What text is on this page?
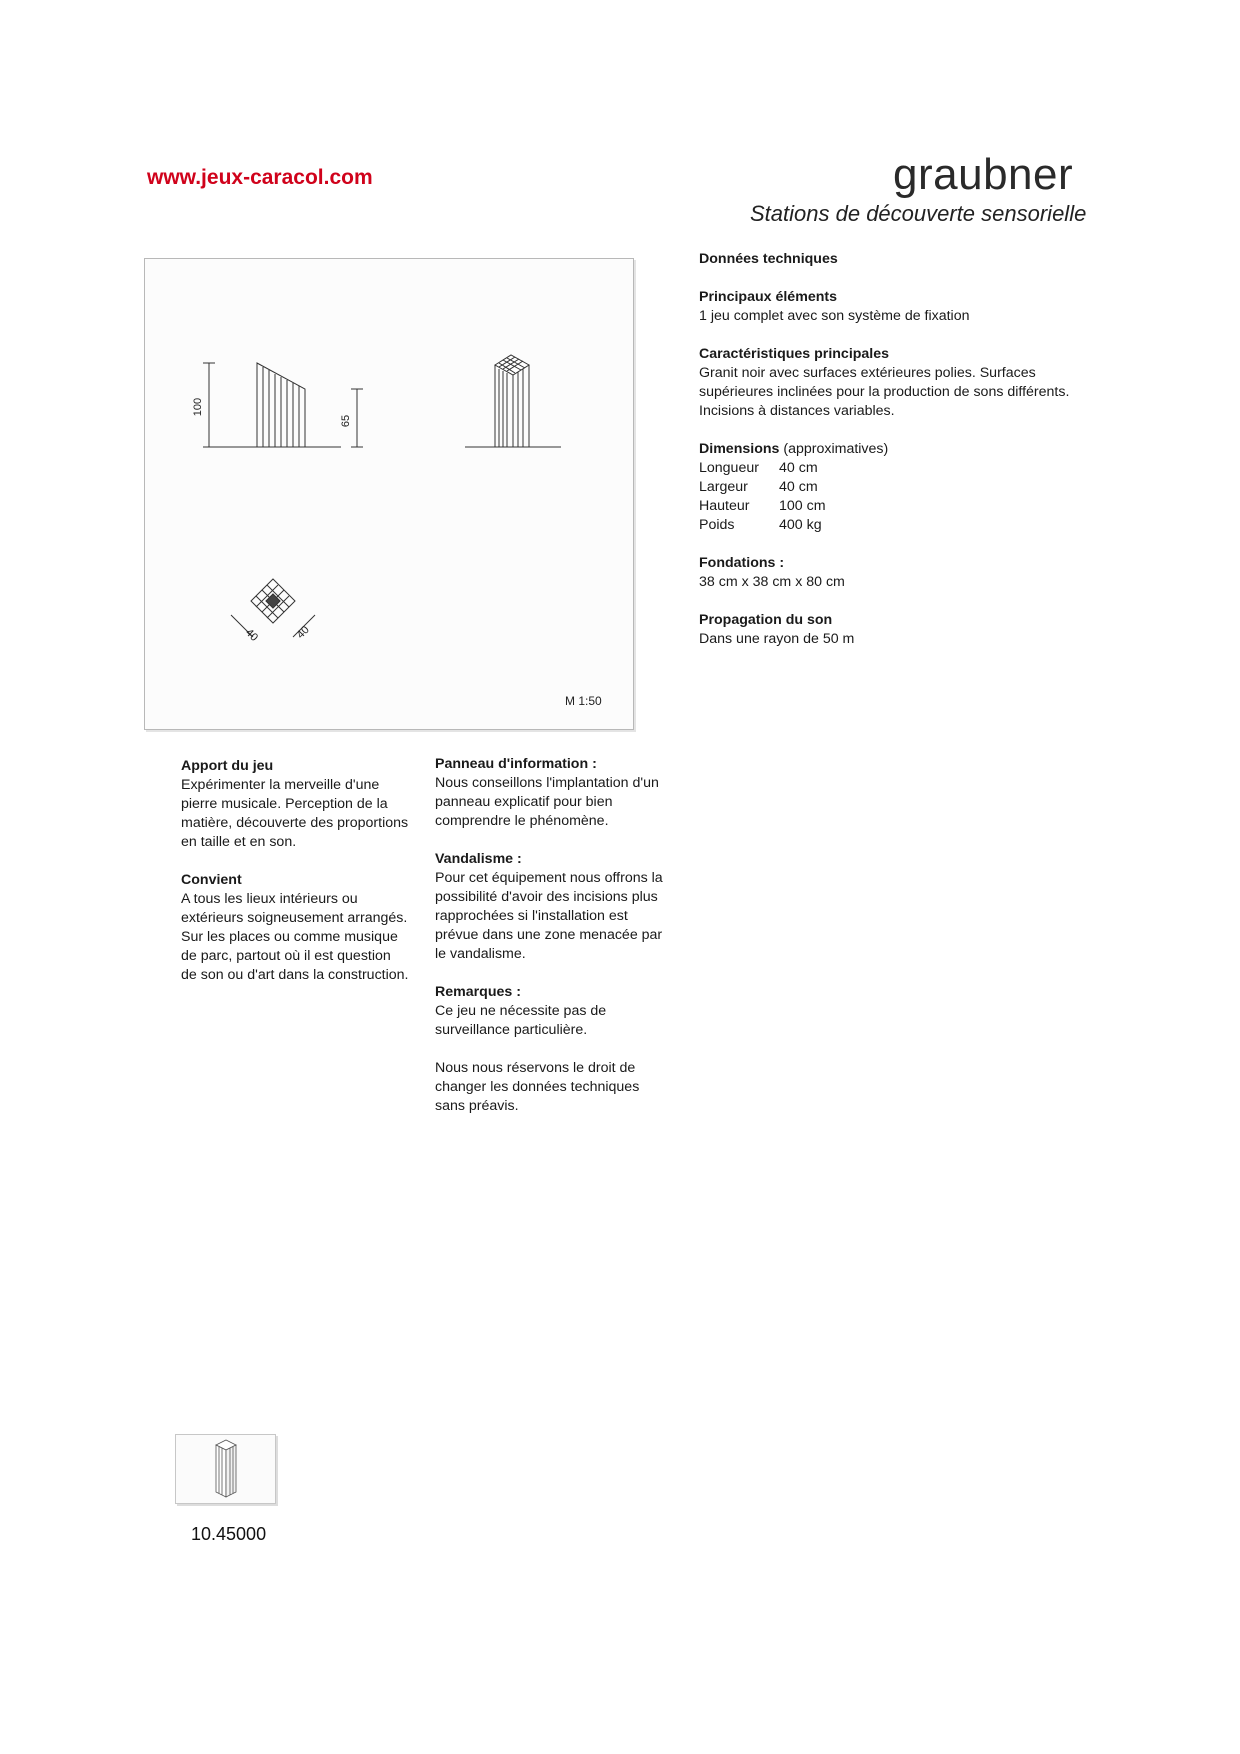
www.jeux-caracol.com	graubner
Stations de découverte sensorielle
100
65
40	40
M 1:50
Données techniques
Principaux éléments
1 jeu complet avec son système de fixation
Caractéristiques principales
Granit noir avec surfaces extérieures polies. Surfaces supérieures inclinées pour la production de sons différents. Incisions à distances variables.
Dimensions (approximatives)
Longueur	40 cm
Largeur	40 cm
Hauteur	100 cm
Poids	400 kg
Fondations :
38 cm x 38 cm x 80 cm
Propagation du son
Dans une rayon de 50 m
Apport du jeu
Expérimenter la merveille d'une pierre musicale. Perception de la matière, découverte des proportions en taille et en son.
Convient
A tous les lieux intérieurs ou extérieurs soigneusement arrangés. Sur les places ou comme musique de parc, partout où il est question de son ou d'art dans la construction.
Panneau d'information :
Nous conseillons l'implantation d'un panneau explicatif pour bien comprendre le phénomène.
Vandalisme :
Pour cet équipement nous offrons la possibilité d'avoir des incisions plus rapprochées si l'installation est prévue dans une zone menacée par le vandalisme.
Remarques :
Ce jeu ne nécessite pas de surveillance particulière.
Nous nous réservons le droit de changer les données techniques sans préavis.
10.45000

********

== Written problem ==
Return all the entries word for word, but omit any pictures they contain.

== Output ==
What text is on this page?
www.jeux-caracol.com	graubner
Stations de découverte sensorielle
100
65
40	40
M 1:50
Données techniques
Principaux éléments
1 jeu complet avec son système de fixation
Caractéristiques principales
Granit noir avec surfaces extérieures polies. Surfaces supérieures inclinées pour la production de sons différents. Incisions à distances variables.
Dimensions (approximatives)
Longueur	40 cm
Largeur	40 cm
Hauteur	100 cm
Poids	400 kg
Fondations :
38 cm x 38 cm x 80 cm
Propagation du son
Dans une rayon de 50 m
Apport du jeu
Expérimenter la merveille d'une pierre musicale. Perception de la matière, découverte des proportions en taille et en son.
Convient
A tous les lieux intérieurs ou extérieurs soigneusement arrangés. Sur les places ou comme musique de parc, partout où il est question de son ou d'art dans la construction.
Panneau d'information :
Nous conseillons l'implantation d'un panneau explicatif pour bien comprendre le phénomène.
Vandalisme :
Pour cet équipement nous offrons la possibilité d'avoir des incisions plus rapprochées si l'installation est prévue dans une zone menacée par le vandalisme.
Remarques :
Ce jeu ne nécessite pas de surveillance particulière.
Nous nous réservons le droit de changer les données techniques sans préavis.
10.45000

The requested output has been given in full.